_Text extract_.
....................
# Help me Identify my bike



## rubenrod (May 15, 2010)

Hello my first time on this site.

I inherited this bike, it has been in the family for about 10 years. 

Can anyone help me identify what i have and what might be original on the bike.

thanks 

I think it is a 1953 Spitfire?

Ruben


----------



## Andrew Gorman (May 15, 2010)

Post-war Schwinn serial numbers are easy to look up- Here's one link:
http://www.re-cycle.com/History/Schwinn/SwnB_Serial.aspx
Does your bike have a Schwinn headbadge or a Spitfire?  I have one with the latter- aluminum with a very faded radial engine and the word spitfire.  A little a little bit funny for WWII aircraft geeks...
....................
_Recorded information_.
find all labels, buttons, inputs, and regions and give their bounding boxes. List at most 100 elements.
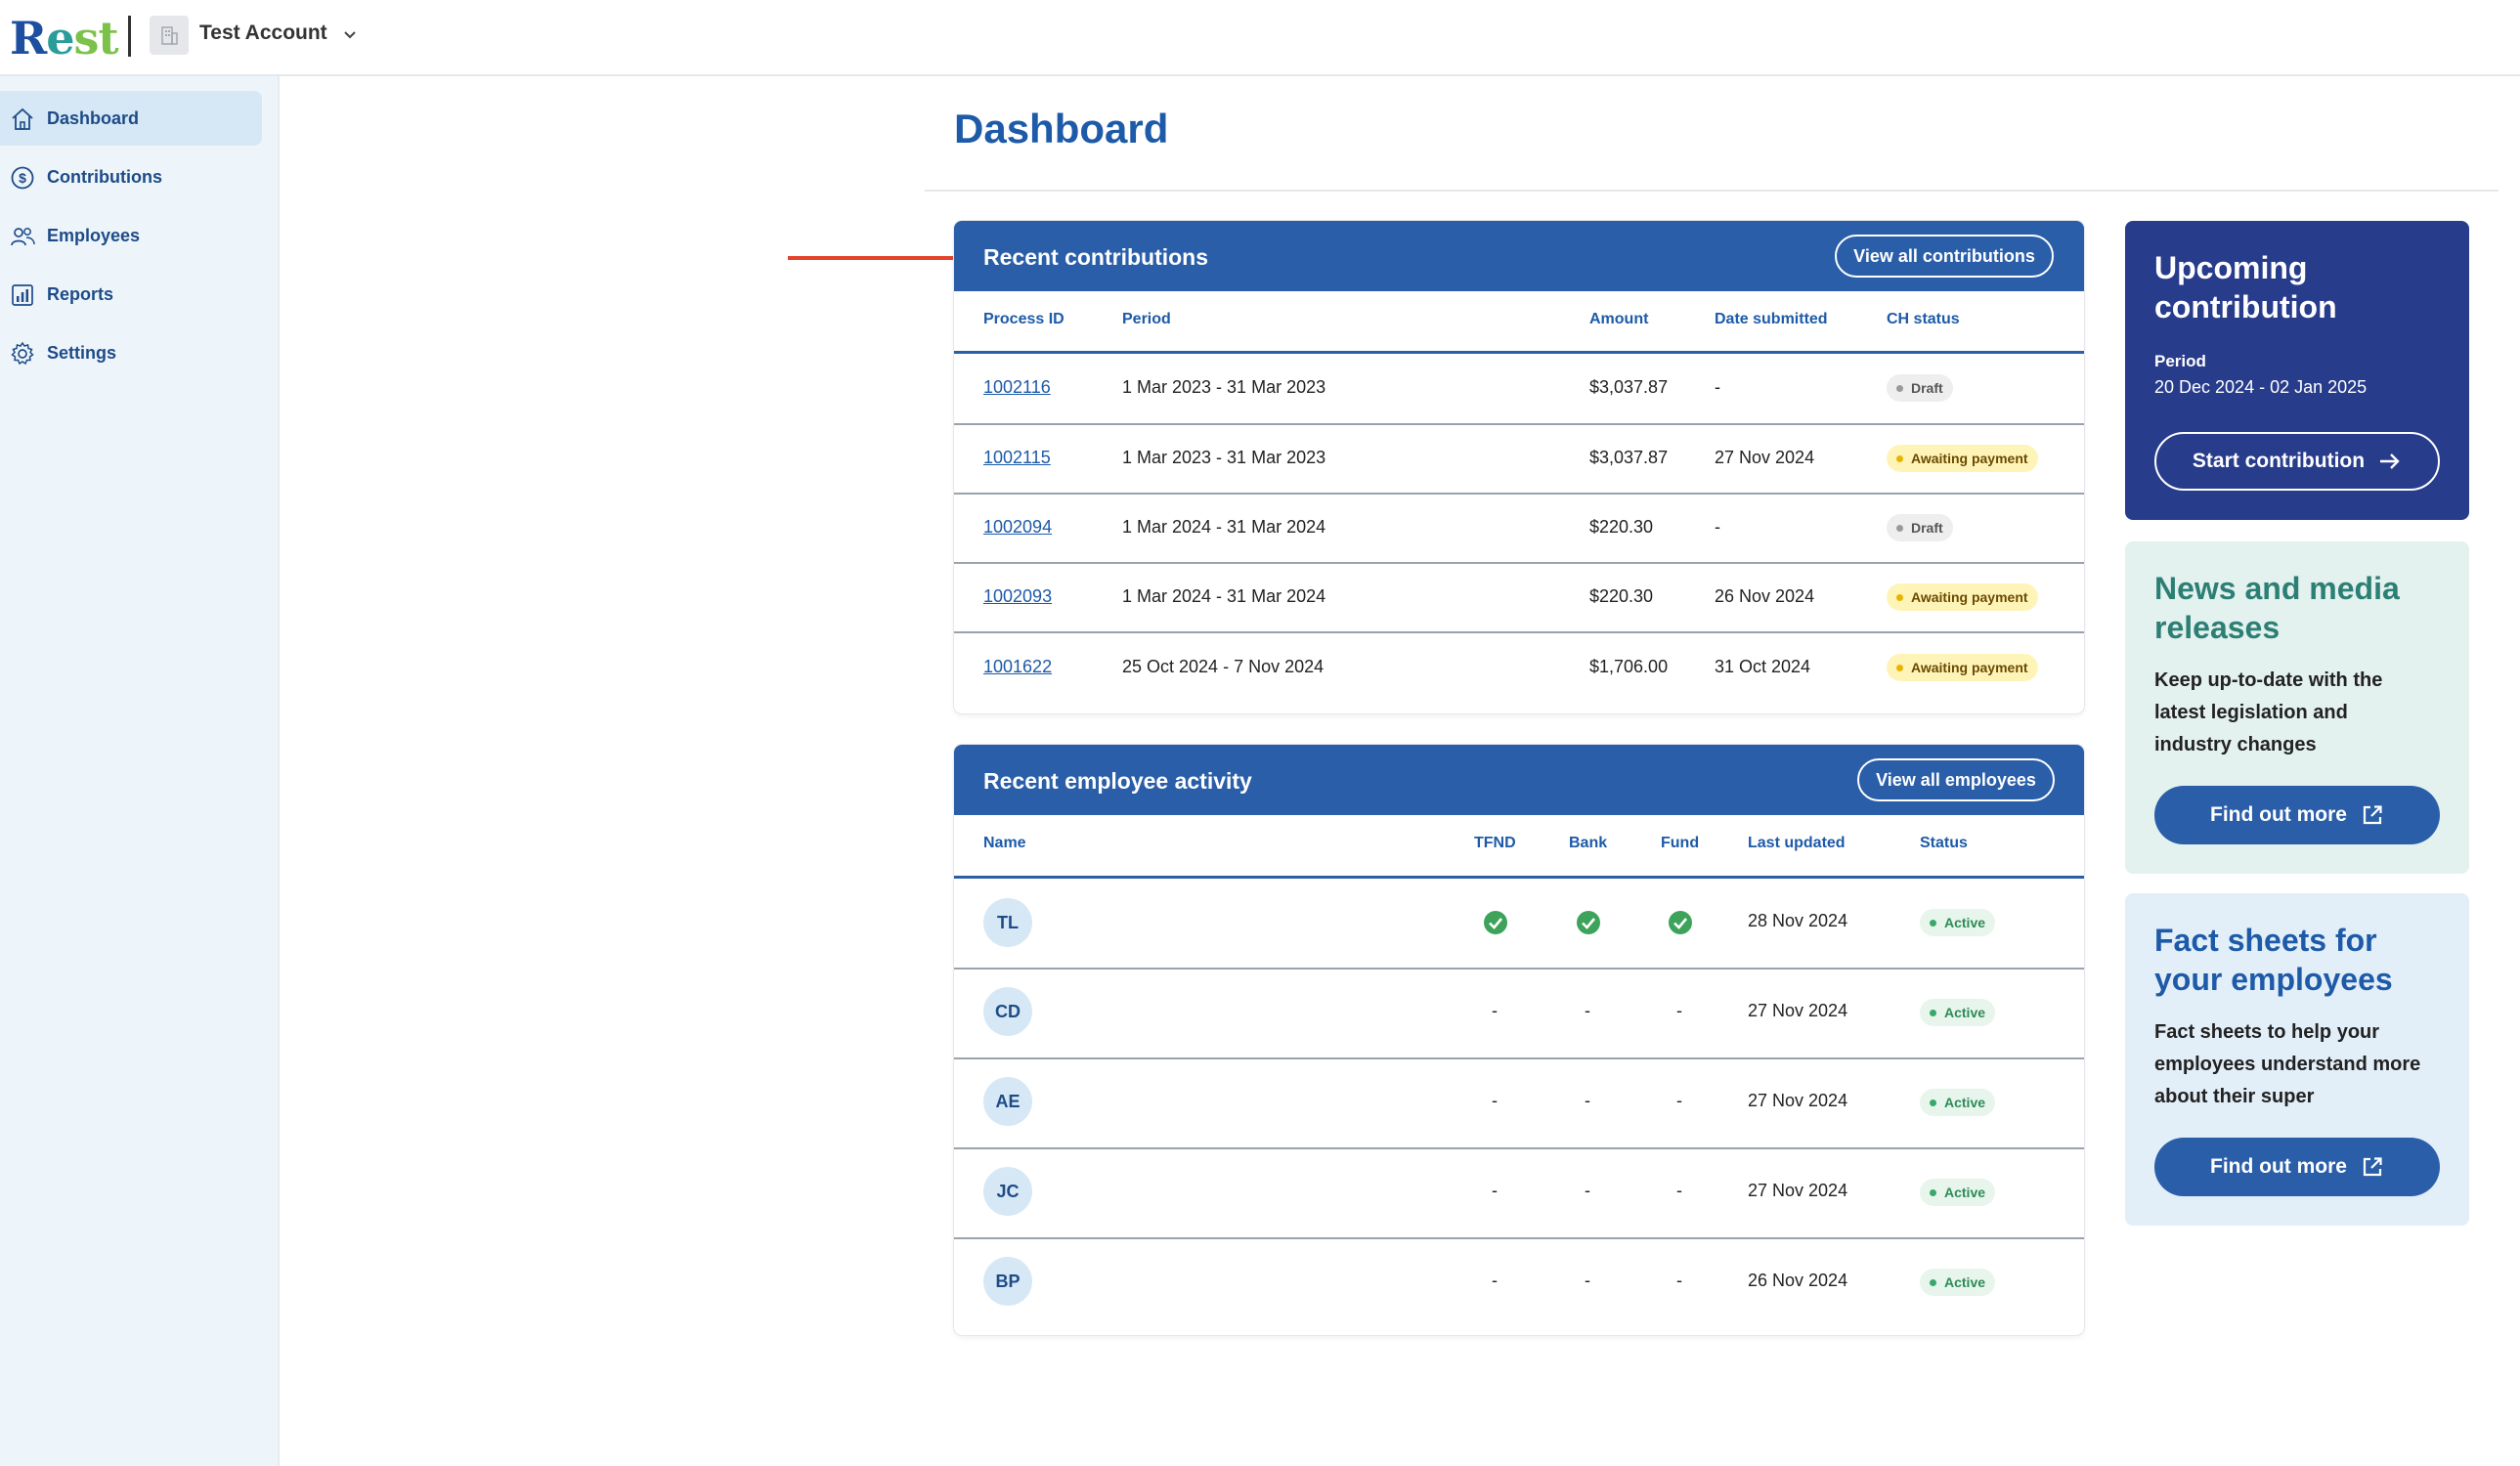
....................
_Aim of the exercise_. Carry on the bike identification thread from the point where it ends.

_Task answer_.
----------



## rubenrod (May 15, 2010)

*thanks*

Thanks Andrew

based on the serial number it is a 1953. mine has a schwinn head badge.


----------



## Adamtinkerer (May 17, 2010)

That is a wonderful example of a "DX" model, known by it's number rather than a name.


----------



## DonChristie (May 20, 2010)

Nice one! Looks to of been repainted. Is it a 24"?


----------



## rubenrod (May 23, 2010)

it is a 26"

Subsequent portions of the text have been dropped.